Each line in the entries below that holds the string "stød" is to be listed.
■ ■ ■ ■
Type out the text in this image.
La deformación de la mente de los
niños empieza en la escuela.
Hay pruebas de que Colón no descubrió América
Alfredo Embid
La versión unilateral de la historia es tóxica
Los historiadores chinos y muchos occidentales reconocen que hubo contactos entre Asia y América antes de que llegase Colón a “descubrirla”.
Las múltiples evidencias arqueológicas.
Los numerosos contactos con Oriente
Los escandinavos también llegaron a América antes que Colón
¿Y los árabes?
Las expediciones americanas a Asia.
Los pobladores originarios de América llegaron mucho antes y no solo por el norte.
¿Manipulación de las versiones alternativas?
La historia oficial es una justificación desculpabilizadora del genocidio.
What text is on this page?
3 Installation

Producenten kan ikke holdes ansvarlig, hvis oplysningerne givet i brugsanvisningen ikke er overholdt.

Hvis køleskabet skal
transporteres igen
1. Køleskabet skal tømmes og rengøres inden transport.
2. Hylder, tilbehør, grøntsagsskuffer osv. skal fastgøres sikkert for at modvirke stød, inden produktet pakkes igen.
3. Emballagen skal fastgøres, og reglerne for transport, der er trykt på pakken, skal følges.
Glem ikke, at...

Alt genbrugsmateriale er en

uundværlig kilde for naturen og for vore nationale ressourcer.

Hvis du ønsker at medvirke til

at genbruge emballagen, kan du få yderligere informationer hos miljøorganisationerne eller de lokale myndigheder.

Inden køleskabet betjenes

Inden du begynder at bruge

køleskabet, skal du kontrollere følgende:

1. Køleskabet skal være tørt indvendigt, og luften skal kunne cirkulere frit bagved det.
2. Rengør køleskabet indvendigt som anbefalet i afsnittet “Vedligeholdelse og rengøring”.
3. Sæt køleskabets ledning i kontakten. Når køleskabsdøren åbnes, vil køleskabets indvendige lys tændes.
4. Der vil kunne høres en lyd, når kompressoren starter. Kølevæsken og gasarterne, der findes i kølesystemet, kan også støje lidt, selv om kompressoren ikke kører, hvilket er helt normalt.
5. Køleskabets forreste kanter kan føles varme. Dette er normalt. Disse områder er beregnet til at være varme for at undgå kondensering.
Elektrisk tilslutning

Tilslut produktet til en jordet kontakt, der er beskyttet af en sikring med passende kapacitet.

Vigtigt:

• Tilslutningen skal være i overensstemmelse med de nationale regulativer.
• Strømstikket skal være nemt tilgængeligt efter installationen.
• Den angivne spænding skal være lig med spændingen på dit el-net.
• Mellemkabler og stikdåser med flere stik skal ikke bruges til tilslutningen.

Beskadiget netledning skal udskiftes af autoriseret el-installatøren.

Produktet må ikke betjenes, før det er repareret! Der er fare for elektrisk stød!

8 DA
■ ■ ■ ■
ANSWER FOR THIS EXERCISE:
2. Hylder, tilbehør, grøntsagsskuffer osv. skal fastgøres sikkert for at modvirke stød, inden produktet pakkes igen.
Produktet må ikke betjenes, før det er repareret! Der er fare for elektrisk stød!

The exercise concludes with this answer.